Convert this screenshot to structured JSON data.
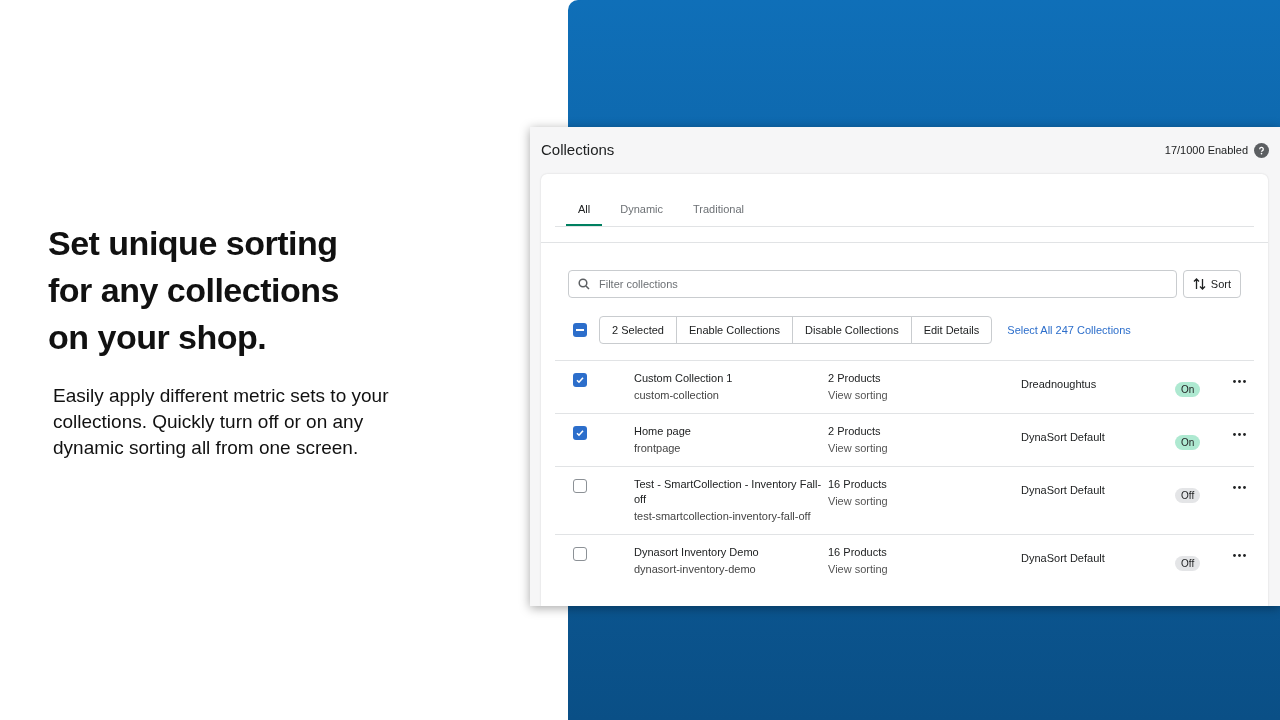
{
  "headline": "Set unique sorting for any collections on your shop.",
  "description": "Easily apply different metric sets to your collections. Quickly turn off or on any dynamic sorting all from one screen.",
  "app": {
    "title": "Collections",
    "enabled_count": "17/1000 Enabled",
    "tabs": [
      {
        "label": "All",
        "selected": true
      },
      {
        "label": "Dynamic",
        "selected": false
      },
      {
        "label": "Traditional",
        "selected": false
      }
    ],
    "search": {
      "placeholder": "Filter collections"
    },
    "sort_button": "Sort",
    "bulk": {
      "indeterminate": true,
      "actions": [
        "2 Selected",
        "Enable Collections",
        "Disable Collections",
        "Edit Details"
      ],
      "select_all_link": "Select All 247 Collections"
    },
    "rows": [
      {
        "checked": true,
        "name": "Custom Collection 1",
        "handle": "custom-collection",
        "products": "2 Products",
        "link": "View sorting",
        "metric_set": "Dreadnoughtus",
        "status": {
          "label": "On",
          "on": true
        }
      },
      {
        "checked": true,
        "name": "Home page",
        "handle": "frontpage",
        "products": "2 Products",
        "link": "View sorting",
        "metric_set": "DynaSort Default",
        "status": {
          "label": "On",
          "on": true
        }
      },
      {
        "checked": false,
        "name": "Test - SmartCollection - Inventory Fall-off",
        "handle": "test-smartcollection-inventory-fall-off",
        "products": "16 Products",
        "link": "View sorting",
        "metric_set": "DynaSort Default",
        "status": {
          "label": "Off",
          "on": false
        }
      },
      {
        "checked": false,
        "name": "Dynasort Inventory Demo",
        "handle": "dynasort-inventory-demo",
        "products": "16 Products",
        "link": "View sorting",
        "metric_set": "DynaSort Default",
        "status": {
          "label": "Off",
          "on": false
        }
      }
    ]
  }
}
************
#### Work to complete:
Out of the material above, gather each line where "your" appears.

#### Full answer:
  "headline": "Set unique sorting for any collections on your shop.",
  "description": "Easily apply different metric sets to your collections. Quickly turn off or on any dynamic sorting all from one screen.",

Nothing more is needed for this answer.